··· Passage to read

What this episode covers
- Input validation — your frontline defense, strongest as allow listing and always run server-side.
- Escaping and pollution — escaping strips special meaning, but parameter pollution shows why you layer and patch.
- Web application firewall — screens traffic at the application layer and blocks malicious requests before the server.
- Database queries — parameterized queries and stored procedures separate code from data to defeat injection.
- Protecting the data — minimization, tokenization, and salted hashing reduce what a breach can expose.
- Protecting the code — code signing, dependency management, software diversity, repositories, and integrity checks.
- Resilient design — scalability up and out, plus elasticity that provisions and releases resources automatically.
Watch the full episode above for the worked examples and detailed explanations of each concept.
Frequently Asked Questions
How does input validation shut down bad input?
Input validation is your single most important application defense, because so many attacks begin with untrusted input. The strongest form is allow listing, where you define exactly what valid input looks like and reject everything else; when the valid set is too varied, you fall back to block listing the dangerous patterns, though it is easier to slip past. One rule is non-negotiable: validation must run on the server, never only in the browser, because client-side checks are trivial to bypass.
Why do metacharacters and parameter pollution complicate validation?
Some characters carry special programmatic power, like quotes, semicolons, and ampersands, and attackers exploit that power to break out of data and into code. The countermeasure is escaping, marking such a character as ordinary so it loses its meaning. But parameter pollution sneaks past filters by sending two values for the same input, betting the platform validates one and executes the other. No single filter is perfect, so you layer controls and keep platforms patched.

······
··· Data lines

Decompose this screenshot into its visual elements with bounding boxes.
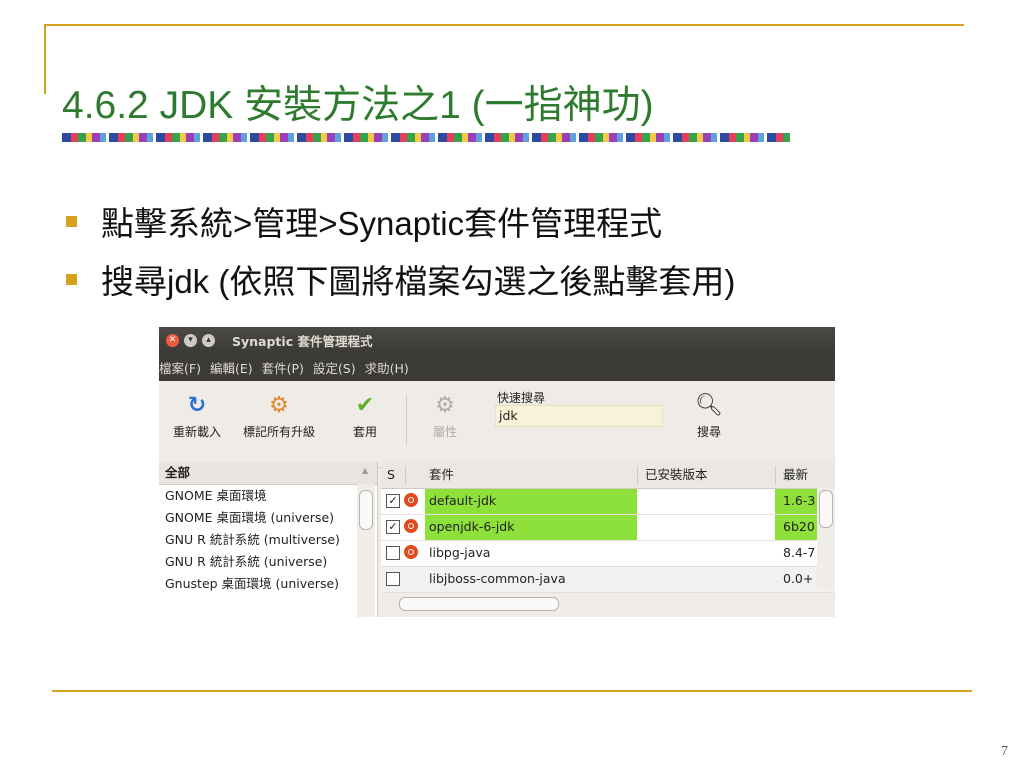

······

Please repeat the application security passage above, copying everything from "- Database queries" down to "breach can expose." word for word.

■ Answer ■
- Database queries — parameterized queries and stored procedures separate code from data to defeat injection.
- Protecting the data — minimization, tokenization, and salted hashing reduce what a breach can expose.